Count every line in the entries that follow where the word "Info" appears, then state only the total.
-- Start of MATERIAL SHOWN --
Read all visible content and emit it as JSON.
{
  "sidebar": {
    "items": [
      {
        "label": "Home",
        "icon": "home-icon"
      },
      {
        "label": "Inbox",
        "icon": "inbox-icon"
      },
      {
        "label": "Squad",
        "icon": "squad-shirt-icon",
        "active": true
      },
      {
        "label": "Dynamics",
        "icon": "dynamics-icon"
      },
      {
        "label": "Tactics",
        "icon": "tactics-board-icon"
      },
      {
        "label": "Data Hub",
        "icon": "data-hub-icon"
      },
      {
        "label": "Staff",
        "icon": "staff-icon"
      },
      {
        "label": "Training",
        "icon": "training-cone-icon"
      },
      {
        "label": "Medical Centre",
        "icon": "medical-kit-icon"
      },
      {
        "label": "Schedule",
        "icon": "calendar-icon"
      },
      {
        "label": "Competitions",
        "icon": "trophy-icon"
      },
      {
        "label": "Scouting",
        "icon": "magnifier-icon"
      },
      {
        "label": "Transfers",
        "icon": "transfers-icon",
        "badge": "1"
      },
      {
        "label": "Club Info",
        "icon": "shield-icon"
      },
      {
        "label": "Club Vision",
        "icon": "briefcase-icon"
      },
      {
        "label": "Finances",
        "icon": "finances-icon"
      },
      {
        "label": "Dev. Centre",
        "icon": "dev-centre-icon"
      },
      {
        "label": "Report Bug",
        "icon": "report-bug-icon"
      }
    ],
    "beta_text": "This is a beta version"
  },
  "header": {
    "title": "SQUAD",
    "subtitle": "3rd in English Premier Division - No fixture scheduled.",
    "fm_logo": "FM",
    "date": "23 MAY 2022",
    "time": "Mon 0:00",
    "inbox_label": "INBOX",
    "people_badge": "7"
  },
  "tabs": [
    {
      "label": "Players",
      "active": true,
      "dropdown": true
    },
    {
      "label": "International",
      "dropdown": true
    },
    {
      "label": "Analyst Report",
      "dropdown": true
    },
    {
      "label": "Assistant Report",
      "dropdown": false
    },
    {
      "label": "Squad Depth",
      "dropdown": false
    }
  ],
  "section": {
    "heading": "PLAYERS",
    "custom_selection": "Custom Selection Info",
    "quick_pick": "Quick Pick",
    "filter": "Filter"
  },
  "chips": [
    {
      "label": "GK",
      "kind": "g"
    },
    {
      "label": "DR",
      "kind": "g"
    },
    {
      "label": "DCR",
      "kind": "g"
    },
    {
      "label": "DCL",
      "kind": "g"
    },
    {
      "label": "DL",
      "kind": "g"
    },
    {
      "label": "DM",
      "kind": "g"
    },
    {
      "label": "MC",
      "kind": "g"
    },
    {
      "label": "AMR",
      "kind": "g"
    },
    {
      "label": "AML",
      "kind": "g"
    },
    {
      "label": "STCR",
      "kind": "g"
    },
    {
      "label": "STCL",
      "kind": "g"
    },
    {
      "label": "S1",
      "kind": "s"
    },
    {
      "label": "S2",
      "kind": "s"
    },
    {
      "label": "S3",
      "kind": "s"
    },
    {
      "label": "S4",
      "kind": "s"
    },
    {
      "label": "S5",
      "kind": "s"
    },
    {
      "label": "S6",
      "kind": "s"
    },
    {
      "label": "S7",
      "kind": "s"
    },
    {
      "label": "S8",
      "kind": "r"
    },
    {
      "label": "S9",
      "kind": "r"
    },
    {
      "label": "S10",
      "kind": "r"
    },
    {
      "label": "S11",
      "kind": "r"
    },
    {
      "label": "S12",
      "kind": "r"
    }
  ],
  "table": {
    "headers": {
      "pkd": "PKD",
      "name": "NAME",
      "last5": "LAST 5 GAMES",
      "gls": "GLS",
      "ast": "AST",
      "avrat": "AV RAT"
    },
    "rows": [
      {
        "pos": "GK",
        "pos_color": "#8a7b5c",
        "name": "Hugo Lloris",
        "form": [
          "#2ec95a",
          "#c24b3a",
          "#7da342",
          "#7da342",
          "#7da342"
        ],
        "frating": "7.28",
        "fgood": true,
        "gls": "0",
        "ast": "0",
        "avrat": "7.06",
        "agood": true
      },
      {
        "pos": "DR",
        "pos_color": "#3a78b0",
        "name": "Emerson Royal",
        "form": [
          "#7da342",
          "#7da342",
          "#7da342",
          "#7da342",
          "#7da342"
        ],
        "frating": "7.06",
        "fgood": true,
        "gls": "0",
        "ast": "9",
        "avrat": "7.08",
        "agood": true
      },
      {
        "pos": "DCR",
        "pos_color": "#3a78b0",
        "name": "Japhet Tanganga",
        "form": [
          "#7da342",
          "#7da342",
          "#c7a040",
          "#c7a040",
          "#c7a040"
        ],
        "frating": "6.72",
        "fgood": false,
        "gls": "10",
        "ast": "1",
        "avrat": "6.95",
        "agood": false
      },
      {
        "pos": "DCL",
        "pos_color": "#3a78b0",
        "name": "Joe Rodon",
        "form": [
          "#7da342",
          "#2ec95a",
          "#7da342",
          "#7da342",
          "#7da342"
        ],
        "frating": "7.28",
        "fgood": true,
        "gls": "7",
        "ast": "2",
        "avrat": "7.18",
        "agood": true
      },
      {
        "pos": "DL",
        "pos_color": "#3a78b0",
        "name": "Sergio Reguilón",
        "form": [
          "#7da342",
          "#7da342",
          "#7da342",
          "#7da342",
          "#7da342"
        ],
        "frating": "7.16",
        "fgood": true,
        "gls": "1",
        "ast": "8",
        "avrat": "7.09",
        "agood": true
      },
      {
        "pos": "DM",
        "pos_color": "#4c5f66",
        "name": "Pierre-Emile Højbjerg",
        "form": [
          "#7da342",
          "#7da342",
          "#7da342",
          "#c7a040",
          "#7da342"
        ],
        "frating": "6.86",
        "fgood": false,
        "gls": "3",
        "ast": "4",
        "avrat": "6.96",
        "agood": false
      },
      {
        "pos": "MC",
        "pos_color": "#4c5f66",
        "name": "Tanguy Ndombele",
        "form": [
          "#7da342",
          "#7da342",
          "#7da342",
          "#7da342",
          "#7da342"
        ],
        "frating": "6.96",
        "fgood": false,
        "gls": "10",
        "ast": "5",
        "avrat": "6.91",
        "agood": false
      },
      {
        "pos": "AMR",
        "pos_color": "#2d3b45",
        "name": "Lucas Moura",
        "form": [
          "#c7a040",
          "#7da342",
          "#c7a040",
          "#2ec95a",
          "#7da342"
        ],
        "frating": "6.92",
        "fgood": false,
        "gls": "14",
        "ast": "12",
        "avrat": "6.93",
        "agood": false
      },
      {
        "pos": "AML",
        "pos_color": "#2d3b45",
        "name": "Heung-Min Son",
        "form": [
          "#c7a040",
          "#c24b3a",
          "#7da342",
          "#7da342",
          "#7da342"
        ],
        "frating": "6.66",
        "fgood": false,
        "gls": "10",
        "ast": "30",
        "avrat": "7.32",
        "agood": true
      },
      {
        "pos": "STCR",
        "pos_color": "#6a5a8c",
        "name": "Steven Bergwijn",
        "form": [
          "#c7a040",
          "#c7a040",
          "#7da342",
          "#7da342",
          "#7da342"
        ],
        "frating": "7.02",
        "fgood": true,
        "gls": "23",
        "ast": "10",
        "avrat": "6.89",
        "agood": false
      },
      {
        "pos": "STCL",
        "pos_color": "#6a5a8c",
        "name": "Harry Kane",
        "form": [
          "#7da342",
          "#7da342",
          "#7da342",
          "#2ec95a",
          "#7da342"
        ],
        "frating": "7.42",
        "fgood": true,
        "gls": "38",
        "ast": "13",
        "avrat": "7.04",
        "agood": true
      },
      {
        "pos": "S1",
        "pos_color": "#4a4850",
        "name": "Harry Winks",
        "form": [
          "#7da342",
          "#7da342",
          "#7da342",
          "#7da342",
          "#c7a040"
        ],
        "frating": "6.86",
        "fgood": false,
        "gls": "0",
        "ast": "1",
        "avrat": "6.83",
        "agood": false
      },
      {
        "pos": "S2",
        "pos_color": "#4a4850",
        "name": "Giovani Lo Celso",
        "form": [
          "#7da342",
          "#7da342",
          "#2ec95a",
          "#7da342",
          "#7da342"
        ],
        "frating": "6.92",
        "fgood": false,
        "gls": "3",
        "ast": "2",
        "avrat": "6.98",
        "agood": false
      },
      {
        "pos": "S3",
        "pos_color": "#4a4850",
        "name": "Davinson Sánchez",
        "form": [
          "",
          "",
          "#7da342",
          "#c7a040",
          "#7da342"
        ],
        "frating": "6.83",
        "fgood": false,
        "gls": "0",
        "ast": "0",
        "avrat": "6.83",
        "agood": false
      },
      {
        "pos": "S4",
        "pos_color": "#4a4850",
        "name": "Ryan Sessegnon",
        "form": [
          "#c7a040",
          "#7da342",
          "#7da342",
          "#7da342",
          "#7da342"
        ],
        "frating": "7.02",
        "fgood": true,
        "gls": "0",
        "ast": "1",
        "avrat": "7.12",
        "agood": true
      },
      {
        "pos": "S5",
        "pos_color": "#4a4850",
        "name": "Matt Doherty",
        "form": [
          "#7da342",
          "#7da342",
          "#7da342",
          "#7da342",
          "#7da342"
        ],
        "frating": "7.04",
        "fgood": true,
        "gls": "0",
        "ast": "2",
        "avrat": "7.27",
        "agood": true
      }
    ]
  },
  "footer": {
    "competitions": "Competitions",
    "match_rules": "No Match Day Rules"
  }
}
-- End of MATERIAL SHOWN --
* _RIGHT ANSWER_
2